● WHAT IS ASKED:
Extract every line of the material that holds the string "Social".

:: DATASET ::

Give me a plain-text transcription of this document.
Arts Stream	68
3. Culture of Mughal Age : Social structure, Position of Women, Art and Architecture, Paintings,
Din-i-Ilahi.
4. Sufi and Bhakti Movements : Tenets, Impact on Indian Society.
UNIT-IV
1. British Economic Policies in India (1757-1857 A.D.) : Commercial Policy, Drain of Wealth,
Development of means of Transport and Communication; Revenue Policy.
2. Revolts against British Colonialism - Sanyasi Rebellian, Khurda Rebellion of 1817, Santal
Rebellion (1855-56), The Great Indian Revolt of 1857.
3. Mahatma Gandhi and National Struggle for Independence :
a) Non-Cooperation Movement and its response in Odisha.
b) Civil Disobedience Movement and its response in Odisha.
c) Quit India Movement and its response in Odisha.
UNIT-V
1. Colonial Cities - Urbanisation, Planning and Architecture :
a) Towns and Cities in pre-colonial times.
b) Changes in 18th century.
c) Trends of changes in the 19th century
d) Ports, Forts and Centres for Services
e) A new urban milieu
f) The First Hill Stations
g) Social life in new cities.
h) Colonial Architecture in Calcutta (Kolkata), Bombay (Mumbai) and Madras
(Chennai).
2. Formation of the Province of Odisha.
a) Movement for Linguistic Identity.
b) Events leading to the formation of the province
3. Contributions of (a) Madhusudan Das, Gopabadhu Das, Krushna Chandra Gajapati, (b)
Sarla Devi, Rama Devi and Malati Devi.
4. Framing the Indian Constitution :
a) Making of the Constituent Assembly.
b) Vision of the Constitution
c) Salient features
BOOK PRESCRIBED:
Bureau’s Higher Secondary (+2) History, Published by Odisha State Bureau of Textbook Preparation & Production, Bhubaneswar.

:::

● OUTPUT FOR THIS TASK:
3. Culture of Mughal Age : Social structure, Position of Women, Art and Architecture, Paintings,
g) Social life in new cities.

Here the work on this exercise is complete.